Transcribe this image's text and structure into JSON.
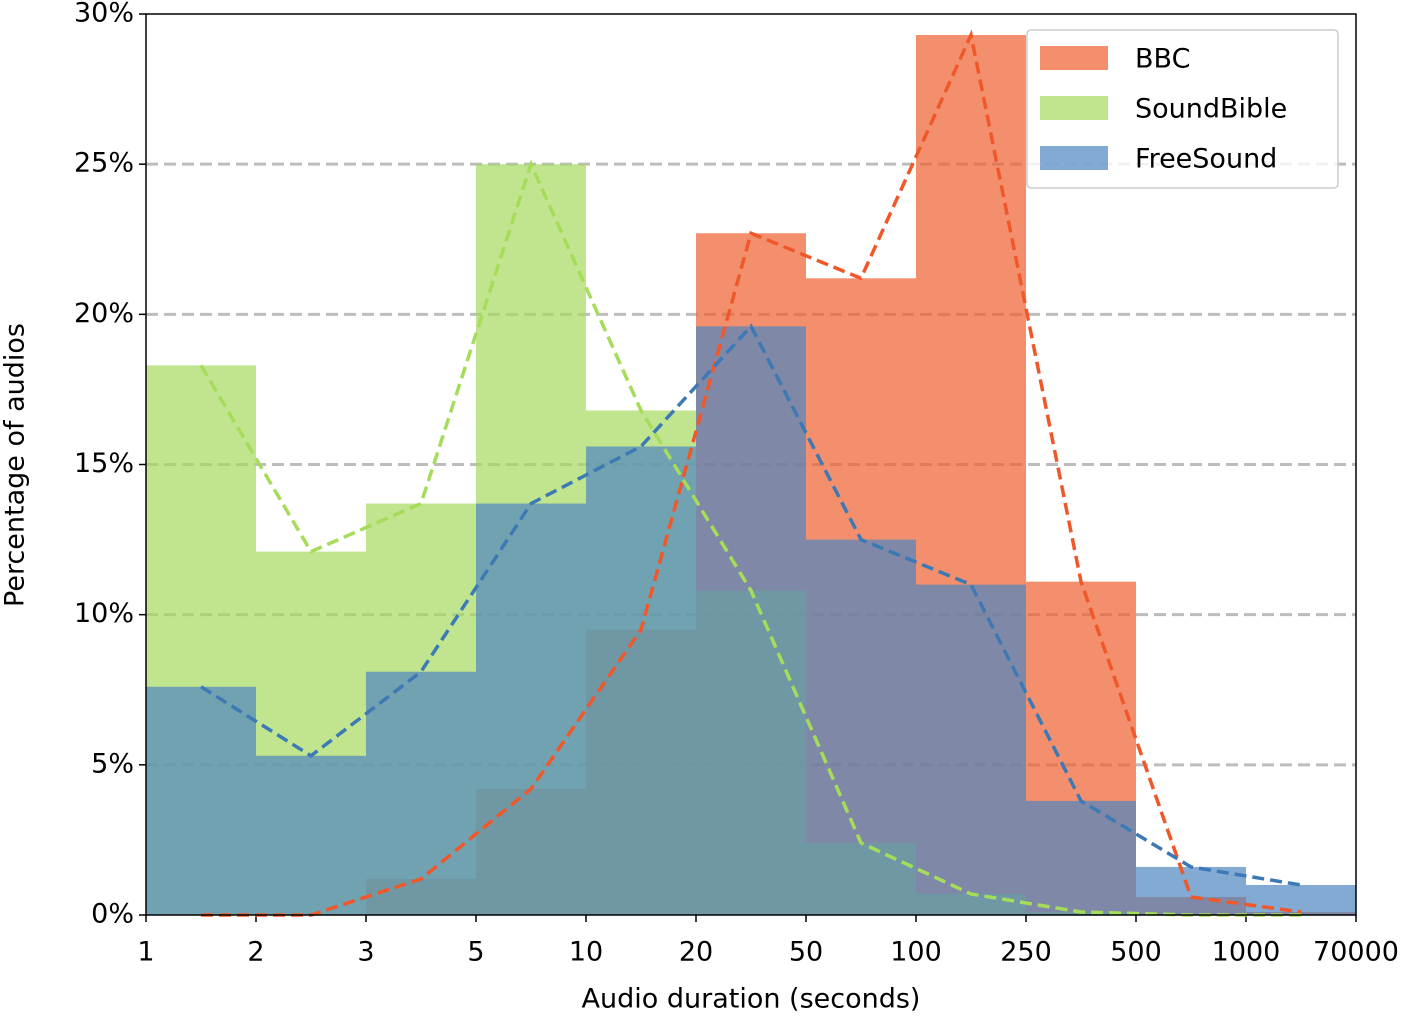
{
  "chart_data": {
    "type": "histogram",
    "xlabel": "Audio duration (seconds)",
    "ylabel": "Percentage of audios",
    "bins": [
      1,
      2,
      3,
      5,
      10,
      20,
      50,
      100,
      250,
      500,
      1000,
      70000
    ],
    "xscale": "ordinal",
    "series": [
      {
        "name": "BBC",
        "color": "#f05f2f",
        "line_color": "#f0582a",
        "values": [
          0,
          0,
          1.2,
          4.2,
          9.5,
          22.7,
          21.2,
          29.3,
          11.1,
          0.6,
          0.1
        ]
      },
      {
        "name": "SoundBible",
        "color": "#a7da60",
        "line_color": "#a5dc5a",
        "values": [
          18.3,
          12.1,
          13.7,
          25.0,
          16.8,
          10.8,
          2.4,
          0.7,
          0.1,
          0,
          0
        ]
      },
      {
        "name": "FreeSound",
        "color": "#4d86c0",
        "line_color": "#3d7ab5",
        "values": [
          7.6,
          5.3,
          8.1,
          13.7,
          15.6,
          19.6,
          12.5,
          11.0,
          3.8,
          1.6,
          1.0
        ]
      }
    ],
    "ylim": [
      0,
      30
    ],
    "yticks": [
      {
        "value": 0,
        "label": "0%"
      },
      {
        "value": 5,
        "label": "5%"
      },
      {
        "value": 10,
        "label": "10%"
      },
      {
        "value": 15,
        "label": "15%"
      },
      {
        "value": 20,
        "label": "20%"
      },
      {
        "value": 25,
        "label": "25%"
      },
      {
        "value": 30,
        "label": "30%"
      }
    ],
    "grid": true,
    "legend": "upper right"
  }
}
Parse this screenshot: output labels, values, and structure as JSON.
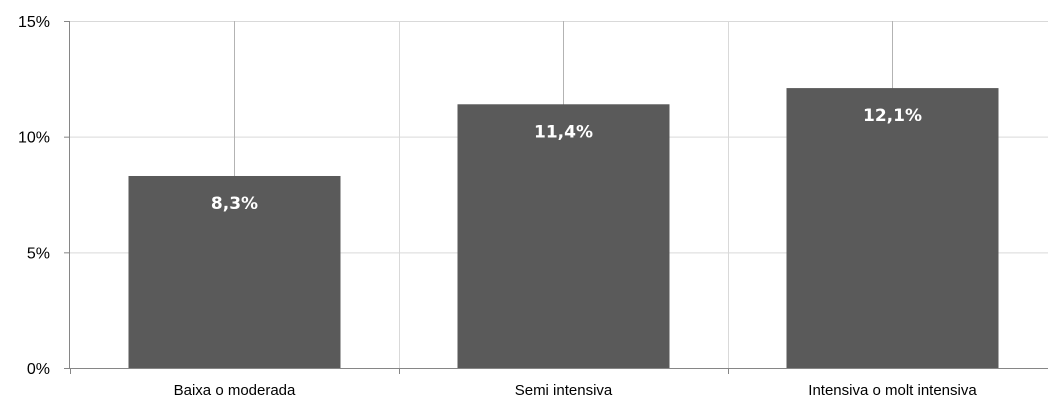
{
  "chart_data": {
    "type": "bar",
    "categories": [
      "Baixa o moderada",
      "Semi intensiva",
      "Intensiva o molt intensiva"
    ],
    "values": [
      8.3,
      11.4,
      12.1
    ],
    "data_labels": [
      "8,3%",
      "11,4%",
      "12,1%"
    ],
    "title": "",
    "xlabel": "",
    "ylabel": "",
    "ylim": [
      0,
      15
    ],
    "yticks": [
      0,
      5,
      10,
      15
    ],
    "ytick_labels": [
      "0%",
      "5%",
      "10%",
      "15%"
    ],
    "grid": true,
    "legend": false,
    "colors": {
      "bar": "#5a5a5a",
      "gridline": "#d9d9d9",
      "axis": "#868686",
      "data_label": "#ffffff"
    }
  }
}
● ● ● ● ● ● ●
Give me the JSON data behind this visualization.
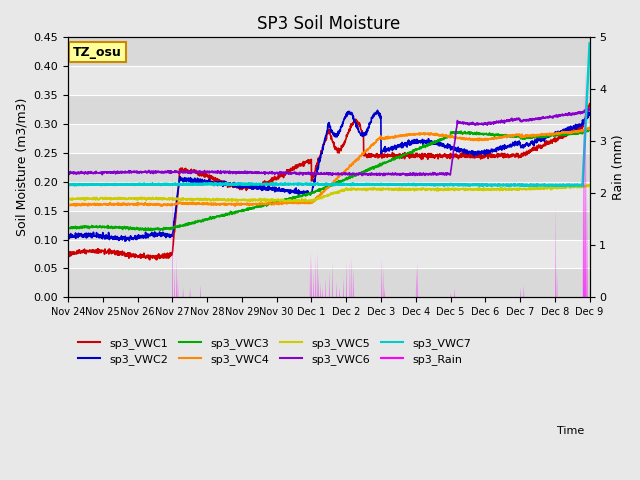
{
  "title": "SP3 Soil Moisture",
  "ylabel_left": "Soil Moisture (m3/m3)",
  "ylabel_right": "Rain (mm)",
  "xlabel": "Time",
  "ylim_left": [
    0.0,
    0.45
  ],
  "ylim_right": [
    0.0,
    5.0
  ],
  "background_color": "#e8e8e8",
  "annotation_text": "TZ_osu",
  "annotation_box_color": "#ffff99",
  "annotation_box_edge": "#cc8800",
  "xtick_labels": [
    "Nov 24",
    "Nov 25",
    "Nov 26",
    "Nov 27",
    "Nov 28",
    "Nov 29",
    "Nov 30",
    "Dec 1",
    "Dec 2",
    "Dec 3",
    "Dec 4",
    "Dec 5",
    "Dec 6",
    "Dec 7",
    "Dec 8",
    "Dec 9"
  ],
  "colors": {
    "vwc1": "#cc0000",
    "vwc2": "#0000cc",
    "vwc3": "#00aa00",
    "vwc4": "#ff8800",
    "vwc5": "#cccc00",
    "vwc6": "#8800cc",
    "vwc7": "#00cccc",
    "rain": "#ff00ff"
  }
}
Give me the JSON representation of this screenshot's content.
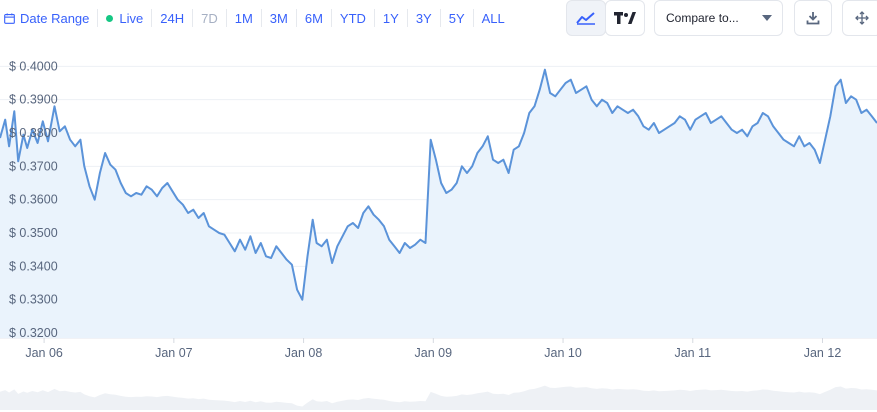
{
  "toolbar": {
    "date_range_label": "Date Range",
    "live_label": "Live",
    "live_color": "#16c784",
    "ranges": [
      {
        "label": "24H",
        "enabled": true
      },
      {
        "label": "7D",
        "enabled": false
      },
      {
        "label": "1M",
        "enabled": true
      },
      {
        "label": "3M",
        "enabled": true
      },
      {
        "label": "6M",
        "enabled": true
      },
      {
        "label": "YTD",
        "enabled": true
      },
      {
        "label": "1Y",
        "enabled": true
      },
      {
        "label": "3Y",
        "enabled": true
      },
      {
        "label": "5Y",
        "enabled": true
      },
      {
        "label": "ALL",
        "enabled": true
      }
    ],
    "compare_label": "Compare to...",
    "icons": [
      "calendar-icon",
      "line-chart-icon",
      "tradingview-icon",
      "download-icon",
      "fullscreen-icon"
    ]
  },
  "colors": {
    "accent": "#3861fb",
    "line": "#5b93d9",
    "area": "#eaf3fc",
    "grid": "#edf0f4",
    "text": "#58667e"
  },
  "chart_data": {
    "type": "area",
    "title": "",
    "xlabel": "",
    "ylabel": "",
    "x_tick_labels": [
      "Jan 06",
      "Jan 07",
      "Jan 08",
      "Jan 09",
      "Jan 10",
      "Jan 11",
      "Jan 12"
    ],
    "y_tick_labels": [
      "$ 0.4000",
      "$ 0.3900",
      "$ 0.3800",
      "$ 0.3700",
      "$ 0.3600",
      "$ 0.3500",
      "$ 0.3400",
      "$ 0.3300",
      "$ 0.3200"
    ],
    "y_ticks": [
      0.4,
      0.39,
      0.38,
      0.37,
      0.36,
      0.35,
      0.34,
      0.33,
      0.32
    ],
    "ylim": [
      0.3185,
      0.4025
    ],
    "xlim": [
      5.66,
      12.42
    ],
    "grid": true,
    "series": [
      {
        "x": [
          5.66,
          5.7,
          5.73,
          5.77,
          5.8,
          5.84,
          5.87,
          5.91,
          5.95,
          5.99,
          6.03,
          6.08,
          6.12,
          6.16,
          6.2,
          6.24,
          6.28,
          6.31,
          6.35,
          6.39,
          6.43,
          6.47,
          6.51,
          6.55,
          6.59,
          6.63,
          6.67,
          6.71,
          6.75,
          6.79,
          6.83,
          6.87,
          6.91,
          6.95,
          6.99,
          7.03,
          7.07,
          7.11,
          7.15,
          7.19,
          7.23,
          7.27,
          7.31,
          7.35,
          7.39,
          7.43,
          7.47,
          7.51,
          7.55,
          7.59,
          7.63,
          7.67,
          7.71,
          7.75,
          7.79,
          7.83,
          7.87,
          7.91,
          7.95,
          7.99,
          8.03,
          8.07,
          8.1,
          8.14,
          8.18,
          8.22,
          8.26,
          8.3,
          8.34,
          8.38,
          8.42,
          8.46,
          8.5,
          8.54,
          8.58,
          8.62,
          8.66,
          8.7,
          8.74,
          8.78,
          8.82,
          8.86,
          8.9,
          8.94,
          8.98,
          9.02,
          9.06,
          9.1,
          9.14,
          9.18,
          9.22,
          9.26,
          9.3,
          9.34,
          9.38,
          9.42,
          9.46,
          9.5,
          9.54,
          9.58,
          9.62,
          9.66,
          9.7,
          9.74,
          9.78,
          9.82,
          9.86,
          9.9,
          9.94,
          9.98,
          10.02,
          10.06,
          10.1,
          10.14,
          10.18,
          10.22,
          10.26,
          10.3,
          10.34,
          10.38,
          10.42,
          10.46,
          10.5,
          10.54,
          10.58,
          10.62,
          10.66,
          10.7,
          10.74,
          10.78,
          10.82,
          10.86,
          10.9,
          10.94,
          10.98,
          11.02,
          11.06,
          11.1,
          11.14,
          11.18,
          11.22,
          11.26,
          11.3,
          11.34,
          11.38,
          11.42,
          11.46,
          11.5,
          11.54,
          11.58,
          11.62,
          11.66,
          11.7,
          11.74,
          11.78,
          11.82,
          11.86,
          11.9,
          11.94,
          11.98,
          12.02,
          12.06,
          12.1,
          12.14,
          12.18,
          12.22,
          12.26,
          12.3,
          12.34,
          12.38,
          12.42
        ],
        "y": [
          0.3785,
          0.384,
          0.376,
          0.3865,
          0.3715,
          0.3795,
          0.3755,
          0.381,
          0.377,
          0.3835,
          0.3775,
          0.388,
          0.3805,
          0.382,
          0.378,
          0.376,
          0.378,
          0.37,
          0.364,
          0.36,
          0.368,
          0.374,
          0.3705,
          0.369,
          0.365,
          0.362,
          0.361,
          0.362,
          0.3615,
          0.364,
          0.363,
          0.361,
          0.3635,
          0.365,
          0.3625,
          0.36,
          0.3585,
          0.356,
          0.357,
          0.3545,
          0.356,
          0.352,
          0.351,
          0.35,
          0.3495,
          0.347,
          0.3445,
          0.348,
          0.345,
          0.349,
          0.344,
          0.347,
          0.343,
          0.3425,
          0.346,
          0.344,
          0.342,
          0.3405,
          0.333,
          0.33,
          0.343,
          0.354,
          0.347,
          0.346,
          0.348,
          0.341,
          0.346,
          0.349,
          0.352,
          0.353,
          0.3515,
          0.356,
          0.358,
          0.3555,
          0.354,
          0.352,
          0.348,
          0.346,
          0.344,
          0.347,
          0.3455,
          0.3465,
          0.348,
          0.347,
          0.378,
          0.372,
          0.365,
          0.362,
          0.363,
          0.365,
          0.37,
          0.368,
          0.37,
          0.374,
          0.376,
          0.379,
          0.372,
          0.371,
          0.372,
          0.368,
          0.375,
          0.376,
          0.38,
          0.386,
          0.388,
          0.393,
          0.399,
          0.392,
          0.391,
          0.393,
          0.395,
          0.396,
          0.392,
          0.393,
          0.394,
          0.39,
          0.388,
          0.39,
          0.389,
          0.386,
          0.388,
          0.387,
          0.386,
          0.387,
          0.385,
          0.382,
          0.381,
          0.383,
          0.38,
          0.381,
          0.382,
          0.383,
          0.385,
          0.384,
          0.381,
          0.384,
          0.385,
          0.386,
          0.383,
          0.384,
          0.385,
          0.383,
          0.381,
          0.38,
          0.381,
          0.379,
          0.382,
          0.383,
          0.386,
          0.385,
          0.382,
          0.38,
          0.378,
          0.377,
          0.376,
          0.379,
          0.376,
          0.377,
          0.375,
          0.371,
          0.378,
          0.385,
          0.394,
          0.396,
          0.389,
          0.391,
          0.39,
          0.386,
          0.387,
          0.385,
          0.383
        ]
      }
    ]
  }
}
● ● ● ● ● ● ●
▶ **Stated task**:
Copy out every line from the material above in which the word "Soil" appears.

▶ **Completed exercise**:
  "title": "SP3 Soil Moisture",
  "ylabel_left": "Soil Moisture (m3/m3)",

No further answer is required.